Earlier this month, Paramount secured the U.S. Justice Department’s blessing to buy the Warner assets, which include CNN, HBO, Cartoon Network, Animal Planet and the Warner Bros. film and TV studios in Burbank.
Paramount also must win the approval of British and European regulators, who are known for drilling deeply into media matters because of their influence on society.
Britain’s Competition and Markets Authority took a preliminary step this month by opening an investigation into Ellison’s proposed merger.
On Tuesday, Lisa Nandy, Britain’s Secretary of State for Culture, Media and Sport, notified Parliament that she was inclined to intervene in the blockbuster deal.
In a written statement, Nandy cited her ability to weigh in on “public interest grounds,” due to concerns about maintaining a competitive media market in Britain.
“The UK’s move to intervene in the Paramount–WBD deal confirms what we’ve been saying for months. The real regulatory risk was never in the US — it’s in Europe,” Forrester VP Research Director Mike Proulx said Tuesday in a statement.

Prompt A:
Render the part of the records that opens with the line containing "stem-text-before-math: The amount" and closes with the line containing "263, 629, 278]" as a Markdown table with the columns Row and Record line, leaving out blank lines.

[Records from a data collection]
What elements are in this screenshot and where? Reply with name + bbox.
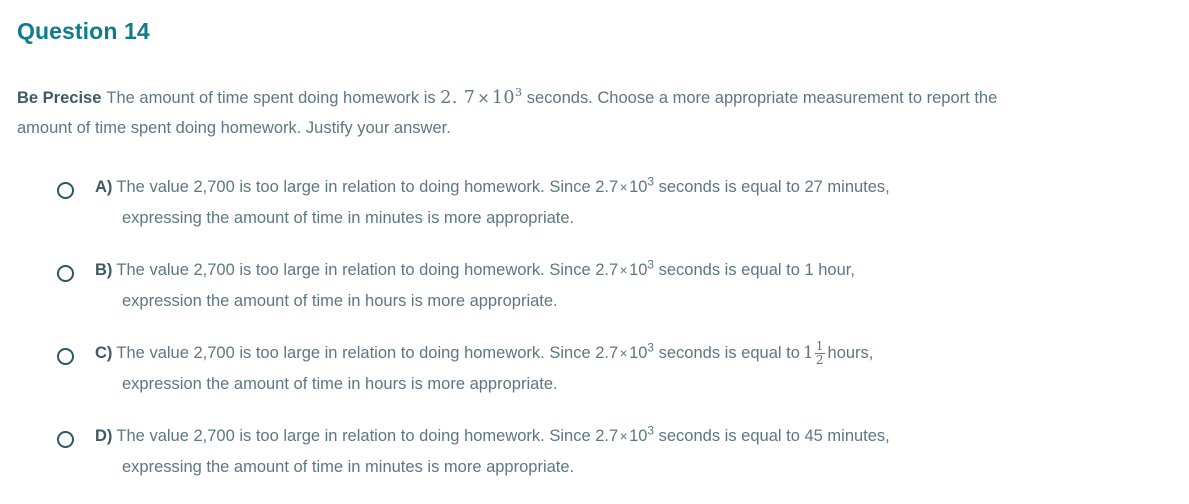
stem-text-before-math: The amount of time spent doing homework …	[106, 89, 435, 107]
option-c-text: C)The value 2,700 is too large in relati…	[95, 338, 873, 400]
option-a-scientific-notation: 2.7×103	[595, 178, 654, 196]
option-b-line1-after-math: seconds is equal to 1 hour,	[659, 261, 855, 279]
multiplication-sign: ×	[618, 346, 629, 361]
option-b[interactable]: B)The value 2,700 is too large in relati…	[0, 255, 1189, 317]
math-mantissa: 2.7	[595, 344, 618, 362]
option-a-line2: expressing the amount of time in minutes…	[95, 203, 890, 234]
math-base: 10	[492, 88, 515, 108]
fraction-denominator: 2	[815, 353, 825, 367]
math-mantissa: 2. 7	[440, 88, 475, 108]
option-b-text: B)The value 2,700 is too large in relati…	[95, 255, 855, 317]
radio-unselected-icon[interactable]	[57, 265, 74, 282]
option-c-line1-mid: seconds is equal to	[659, 344, 800, 362]
option-a-line1-before-math: The value 2,700 is too large in relation…	[116, 178, 590, 196]
mixed-number-whole: 1	[803, 343, 814, 363]
option-d-line1-before-math: The value 2,700 is too large in relation…	[116, 427, 590, 445]
math-mantissa: 2.7	[595, 427, 618, 445]
math-exponent: 3	[647, 424, 654, 438]
math-exponent: 3	[515, 85, 522, 99]
scientific-notation-math: 2. 7×103	[440, 88, 522, 108]
option-c-scientific-notation: 2.7×103	[595, 344, 654, 362]
multiplication-sign: ×	[618, 180, 629, 195]
option-d[interactable]: D)The value 2,700 is too large in relati…	[0, 421, 1189, 483]
mixed-number-math: 112	[800, 338, 828, 369]
multiplication-sign: ×	[618, 429, 629, 444]
option-b-letter: B)	[95, 261, 112, 279]
question-page: Question 14 Be PreciseThe amount of time…	[0, 0, 1189, 492]
option-a[interactable]: A)The value 2,700 is too large in relati…	[0, 172, 1189, 234]
multiplication-sign: ×	[475, 89, 492, 107]
fraction: 12	[815, 340, 825, 367]
question-stem: Be PreciseThe amount of time spent doing…	[17, 83, 1027, 143]
math-exponent: 3	[647, 341, 654, 355]
math-exponent: 3	[647, 258, 654, 272]
option-c-line1-before-math: The value 2,700 is too large in relation…	[116, 344, 590, 362]
multiplication-sign: ×	[618, 263, 629, 278]
option-a-line1-after-math: seconds is equal to 27 minutes,	[659, 178, 890, 196]
option-b-scientific-notation: 2.7×103	[595, 261, 654, 279]
radio-unselected-icon[interactable]	[57, 182, 74, 199]
math-mantissa: 2.7	[595, 261, 618, 279]
option-d-text: D)The value 2,700 is too large in relati…	[95, 421, 890, 483]
option-c[interactable]: C)The value 2,700 is too large in relati…	[0, 338, 1189, 400]
answer-options-list: A)The value 2,700 is too large in relati…	[0, 172, 1189, 504]
math-base: 10	[629, 261, 647, 279]
math-exponent: 3	[647, 175, 654, 189]
option-d-letter: D)	[95, 427, 112, 445]
radio-unselected-icon[interactable]	[57, 431, 74, 448]
option-d-line2: expressing the amount of time in minutes…	[95, 452, 890, 483]
math-mantissa: 2.7	[595, 178, 618, 196]
math-base: 10	[629, 427, 647, 445]
option-c-line1-after-math: hours,	[828, 344, 874, 362]
option-a-text: A)The value 2,700 is too large in relati…	[95, 172, 890, 234]
option-c-letter: C)	[95, 344, 112, 362]
option-a-letter: A)	[95, 178, 112, 196]
option-d-line1-after-math: seconds is equal to 45 minutes,	[659, 427, 890, 445]
fraction-numerator: 1	[815, 340, 825, 353]
math-base: 10	[629, 344, 647, 362]
option-b-line2: expression the amount of time in hours i…	[95, 286, 855, 317]
option-d-scientific-notation: 2.7×103	[595, 427, 654, 445]
stem-label: Be Precise	[17, 89, 101, 107]
radio-unselected-icon[interactable]	[57, 348, 74, 365]
math-base: 10	[629, 178, 647, 196]
page-title: Question 14	[17, 17, 150, 47]
option-c-line2: expression the amount of time in hours i…	[95, 369, 873, 400]
option-b-line1-before-math: The value 2,700 is too large in relation…	[116, 261, 590, 279]
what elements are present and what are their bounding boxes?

Prompt B:
In the excerpt about Paramount's bid for the Warner assets, which British body opened an investigation into the proposed merger?

Full answer A:
| Row | Record line |
|---|---|
| 1 | stem-text-before-math: The amount of time spent doing homework …	[106, 89, 435, 107] |
| 2 | option-c-text: C)The value 2,700 is too large in relati…	[95, 338, 873, 400] |
| 3 | option-a-scientific-notation: 2.7×103	[595, 178, 654, 196] |
| 4 | option-b-line1-after-math: seconds is equal to 1 hour,	[659, 261, 855, 279] |
| 5 | multiplication-sign: ×	[618, 346, 629, 361] |
| 6 | option-b[interactable]: B)The value 2,700 is too large in relati…	[0, 255, 1189, 317] |
| 7 | math-mantissa: 2.7	[595, 344, 618, 362] |
| 8 | option-a-line2: expressing the amount of time in minutes…	[95, 203, 890, 234] |
| 9 | math-base: 10	[492, 88, 515, 108] |
| 10 | fraction-denominator: 2	[815, 353, 825, 367] |
| 11 | math-mantissa: 2. 7	[440, 88, 475, 108] |
| 12 | option-b-text: B)The value 2,700 is too large in relati…	[95, 255, 855, 317] |
| 13 | radio-unselected-icon[interactable]	[57, 265, 74, 282] |
| 14 | option-c-line1-mid: seconds is equal to	[659, 344, 800, 362] |
| 15 | option-a-line1-before-math: The value 2,700 is too large in relation…	[116, 178, 590, 196] |
| 16 | mixed-number-whole: 1	[803, 343, 814, 363] |
| 17 | option-d-line1-before-math: The value 2,700 is too large in relation…	[116, 427, 590, 445] |
| 18 | math-mantissa: 2.7	[595, 427, 618, 445] |
| 19 | math-exponent: 3	[647, 424, 654, 438] |
| 20 | math-exponent: 3	[515, 85, 522, 99] |
| 21 | scientific-notation-math: 2. 7×103	[440, 88, 522, 108] |
| 22 | option-c-scientific-notation: 2.7×103	[595, 344, 654, 362] |
| 23 | multiplication-sign: ×	[618, 180, 629, 195] |
| 24 | option-d[interactable]: D)The value 2,700 is too large in relati…	[0, 421, 1189, 483] |
| 25 | mixed-number-math: 112	[800, 338, 828, 369] |
| 26 | multiplication-sign: ×	[618, 429, 629, 444] |
| 27 | option-b-letter: B)	[95, 261, 112, 279] |
| 28 | question-page: Question 14 Be PreciseThe amount of time…	[0, 0, 1189, 492] |
| 29 | option-a[interactable]: A)The value 2,700 is too large in relati…	[0, 172, 1189, 234] |
| 30 | multiplication-sign: ×	[475, 89, 492, 107] |
| 31 | fraction: 12	[815, 340, 825, 367] |
| 32 | question-stem: Be PreciseThe amount of time spent doing…	[17, 83, 1027, 143] |
| 33 | math-exponent: 3	[647, 341, 654, 355] |
| 34 | math-exponent: 3	[647, 258, 654, 272] |
| 35 | option-c-line1-before-math: The value 2,700 is too large in relation…	[116, 344, 590, 362] |
| 36 | multiplication-sign: ×	[618, 263, 629, 278] |

Full answer B:
Britain's Competition and Markets Authority.